• SET PROBLEM
Write out all of the entries exactly, please.

• EXTRACTED ENTRIES
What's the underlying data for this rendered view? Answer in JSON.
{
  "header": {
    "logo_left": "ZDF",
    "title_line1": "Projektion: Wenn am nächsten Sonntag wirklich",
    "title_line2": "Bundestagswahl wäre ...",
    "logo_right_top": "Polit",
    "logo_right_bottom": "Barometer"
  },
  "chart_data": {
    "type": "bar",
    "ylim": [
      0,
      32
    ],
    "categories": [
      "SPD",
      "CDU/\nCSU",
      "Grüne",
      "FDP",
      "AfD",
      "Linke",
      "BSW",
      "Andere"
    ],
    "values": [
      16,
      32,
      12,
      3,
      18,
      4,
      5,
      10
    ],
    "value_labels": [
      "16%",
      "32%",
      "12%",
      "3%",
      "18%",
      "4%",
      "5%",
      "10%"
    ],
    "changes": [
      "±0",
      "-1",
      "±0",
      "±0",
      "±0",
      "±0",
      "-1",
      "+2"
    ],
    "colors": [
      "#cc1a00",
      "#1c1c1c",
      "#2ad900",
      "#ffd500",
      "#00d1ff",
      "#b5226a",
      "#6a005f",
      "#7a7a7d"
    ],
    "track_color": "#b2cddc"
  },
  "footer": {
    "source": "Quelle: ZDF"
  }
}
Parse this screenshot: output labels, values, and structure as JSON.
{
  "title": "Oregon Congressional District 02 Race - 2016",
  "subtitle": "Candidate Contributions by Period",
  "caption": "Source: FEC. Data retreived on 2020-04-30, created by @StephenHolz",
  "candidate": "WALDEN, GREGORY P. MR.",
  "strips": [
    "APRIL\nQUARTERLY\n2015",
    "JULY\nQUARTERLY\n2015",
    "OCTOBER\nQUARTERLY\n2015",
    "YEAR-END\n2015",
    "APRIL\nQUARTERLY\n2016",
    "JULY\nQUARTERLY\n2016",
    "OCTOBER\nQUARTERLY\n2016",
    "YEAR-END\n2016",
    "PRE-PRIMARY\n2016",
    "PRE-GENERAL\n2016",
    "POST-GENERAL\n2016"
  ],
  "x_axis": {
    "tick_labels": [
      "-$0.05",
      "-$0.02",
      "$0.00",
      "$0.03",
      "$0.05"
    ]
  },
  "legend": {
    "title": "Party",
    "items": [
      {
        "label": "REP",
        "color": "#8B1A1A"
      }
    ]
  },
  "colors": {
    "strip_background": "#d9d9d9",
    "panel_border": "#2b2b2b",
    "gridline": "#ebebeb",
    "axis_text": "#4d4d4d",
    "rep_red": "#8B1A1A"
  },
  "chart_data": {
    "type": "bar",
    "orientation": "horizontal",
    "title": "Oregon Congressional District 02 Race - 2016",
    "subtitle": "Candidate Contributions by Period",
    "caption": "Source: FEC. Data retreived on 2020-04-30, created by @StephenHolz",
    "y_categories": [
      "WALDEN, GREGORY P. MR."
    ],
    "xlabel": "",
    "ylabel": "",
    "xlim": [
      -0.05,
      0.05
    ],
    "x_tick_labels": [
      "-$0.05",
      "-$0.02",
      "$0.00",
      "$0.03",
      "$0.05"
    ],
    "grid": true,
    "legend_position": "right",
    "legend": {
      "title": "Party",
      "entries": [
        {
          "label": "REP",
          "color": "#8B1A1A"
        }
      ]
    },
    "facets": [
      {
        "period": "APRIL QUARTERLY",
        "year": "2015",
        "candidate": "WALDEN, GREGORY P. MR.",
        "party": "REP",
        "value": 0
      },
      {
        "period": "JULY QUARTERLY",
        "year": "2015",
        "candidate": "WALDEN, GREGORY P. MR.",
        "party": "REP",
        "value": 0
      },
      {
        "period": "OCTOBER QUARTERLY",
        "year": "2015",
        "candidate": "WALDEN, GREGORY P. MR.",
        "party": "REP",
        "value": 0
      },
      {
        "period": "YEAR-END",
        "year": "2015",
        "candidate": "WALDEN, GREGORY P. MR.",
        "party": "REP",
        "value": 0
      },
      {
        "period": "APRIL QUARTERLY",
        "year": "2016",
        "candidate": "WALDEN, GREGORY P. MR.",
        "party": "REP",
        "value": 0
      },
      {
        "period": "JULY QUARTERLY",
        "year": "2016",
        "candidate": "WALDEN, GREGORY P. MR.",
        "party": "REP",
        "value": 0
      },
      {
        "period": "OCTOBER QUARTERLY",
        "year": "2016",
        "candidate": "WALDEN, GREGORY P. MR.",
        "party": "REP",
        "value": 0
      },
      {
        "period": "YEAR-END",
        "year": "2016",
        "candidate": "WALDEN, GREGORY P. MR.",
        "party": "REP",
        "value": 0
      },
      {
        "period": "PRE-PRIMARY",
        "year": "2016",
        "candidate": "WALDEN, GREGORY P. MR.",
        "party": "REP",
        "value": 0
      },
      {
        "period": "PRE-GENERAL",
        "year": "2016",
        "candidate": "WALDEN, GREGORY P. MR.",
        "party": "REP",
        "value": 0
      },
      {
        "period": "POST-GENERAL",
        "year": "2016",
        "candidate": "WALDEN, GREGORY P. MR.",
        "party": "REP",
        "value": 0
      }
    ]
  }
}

• CORRECT RESULT
What's the underlying data for this rendered view? Answer in JSON.
{
  "header": {
    "logo_left": "ZDF",
    "title_line1": "Projektion: Wenn am nächsten Sonntag wirklich",
    "title_line2": "Bundestagswahl wäre ...",
    "logo_right_top": "Polit",
    "logo_right_bottom": "Barometer"
  },
  "chart_data": {
    "type": "bar",
    "ylim": [
      0,
      32
    ],
    "categories": [
      "SPD",
      "CDU/\nCSU",
      "Grüne",
      "FDP",
      "AfD",
      "Linke",
      "BSW",
      "Andere"
    ],
    "values": [
      16,
      32,
      12,
      3,
      18,
      4,
      5,
      10
    ],
    "value_labels": [
      "16%",
      "32%",
      "12%",
      "3%",
      "18%",
      "4%",
      "5%",
      "10%"
    ],
    "changes": [
      "±0",
      "-1",
      "±0",
      "±0",
      "±0",
      "±0",
      "-1",
      "+2"
    ],
    "colors": [
      "#cc1a00",
      "#1c1c1c",
      "#2ad900",
      "#ffd500",
      "#00d1ff",
      "#b5226a",
      "#6a005f",
      "#7a7a7d"
    ],
    "track_color": "#b2cddc"
  },
  "footer": {
    "source": "Quelle: ZDF"
  }
}
Parse this screenshot: output labels, values, and structure as JSON.
{
  "title": "Oregon Congressional District 02 Race - 2016",
  "subtitle": "Candidate Contributions by Period",
  "caption": "Source: FEC. Data retreived on 2020-04-30, created by @StephenHolz",
  "candidate": "WALDEN, GREGORY P. MR.",
  "strips": [
    "APRIL\nQUARTERLY\n2015",
    "JULY\nQUARTERLY\n2015",
    "OCTOBER\nQUARTERLY\n2015",
    "YEAR-END\n2015",
    "APRIL\nQUARTERLY\n2016",
    "JULY\nQUARTERLY\n2016",
    "OCTOBER\nQUARTERLY\n2016",
    "YEAR-END\n2016",
    "PRE-PRIMARY\n2016",
    "PRE-GENERAL\n2016",
    "POST-GENERAL\n2016"
  ],
  "x_axis": {
    "tick_labels": [
      "-$0.05",
      "-$0.02",
      "$0.00",
      "$0.03",
      "$0.05"
    ]
  },
  "legend": {
    "title": "Party",
    "items": [
      {
        "label": "REP",
        "color": "#8B1A1A"
      }
    ]
  },
  "colors": {
    "strip_background": "#d9d9d9",
    "panel_border": "#2b2b2b",
    "gridline": "#ebebeb",
    "axis_text": "#4d4d4d",
    "rep_red": "#8B1A1A"
  },
  "chart_data": {
    "type": "bar",
    "orientation": "horizontal",
    "title": "Oregon Congressional District 02 Race - 2016",
    "subtitle": "Candidate Contributions by Period",
    "caption": "Source: FEC. Data retreived on 2020-04-30, created by @StephenHolz",
    "y_categories": [
      "WALDEN, GREGORY P. MR."
    ],
    "xlabel": "",
    "ylabel": "",
    "xlim": [
      -0.05,
      0.05
    ],
    "x_tick_labels": [
      "-$0.05",
      "-$0.02",
      "$0.00",
      "$0.03",
      "$0.05"
    ],
    "grid": true,
    "legend_position": "right",
    "legend": {
      "title": "Party",
      "entries": [
        {
          "label": "REP",
          "color": "#8B1A1A"
        }
      ]
    },
    "facets": [
      {
        "period": "APRIL QUARTERLY",
        "year": "2015",
        "candidate": "WALDEN, GREGORY P. MR.",
        "party": "REP",
        "value": 0
      },
      {
        "period": "JULY QUARTERLY",
        "year": "2015",
        "candidate": "WALDEN, GREGORY P. MR.",
        "party": "REP",
        "value": 0
      },
      {
        "period": "OCTOBER QUARTERLY",
        "year": "2015",
        "candidate": "WALDEN, GREGORY P. MR.",
        "party": "REP",
        "value": 0
      },
      {
        "period": "YEAR-END",
        "year": "2015",
        "candidate": "WALDEN, GREGORY P. MR.",
        "party": "REP",
        "value": 0
      },
      {
        "period": "APRIL QUARTERLY",
        "year": "2016",
        "candidate": "WALDEN, GREGORY P. MR.",
        "party": "REP",
        "value": 0
      },
      {
        "period": "JULY QUARTERLY",
        "year": "2016",
        "candidate": "WALDEN, GREGORY P. MR.",
        "party": "REP",
        "value": 0
      },
      {
        "period": "OCTOBER QUARTERLY",
        "year": "2016",
        "candidate": "WALDEN, GREGORY P. MR.",
        "party": "REP",
        "value": 0
      },
      {
        "period": "YEAR-END",
        "year": "2016",
        "candidate": "WALDEN, GREGORY P. MR.",
        "party": "REP",
        "value": 0
      },
      {
        "period": "PRE-PRIMARY",
        "year": "2016",
        "candidate": "WALDEN, GREGORY P. MR.",
        "party": "REP",
        "value": 0
      },
      {
        "period": "PRE-GENERAL",
        "year": "2016",
        "candidate": "WALDEN, GREGORY P. MR.",
        "party": "REP",
        "value": 0
      },
      {
        "period": "POST-GENERAL",
        "year": "2016",
        "candidate": "WALDEN, GREGORY P. MR.",
        "party": "REP",
        "value": 0
      }
    ]
  }
}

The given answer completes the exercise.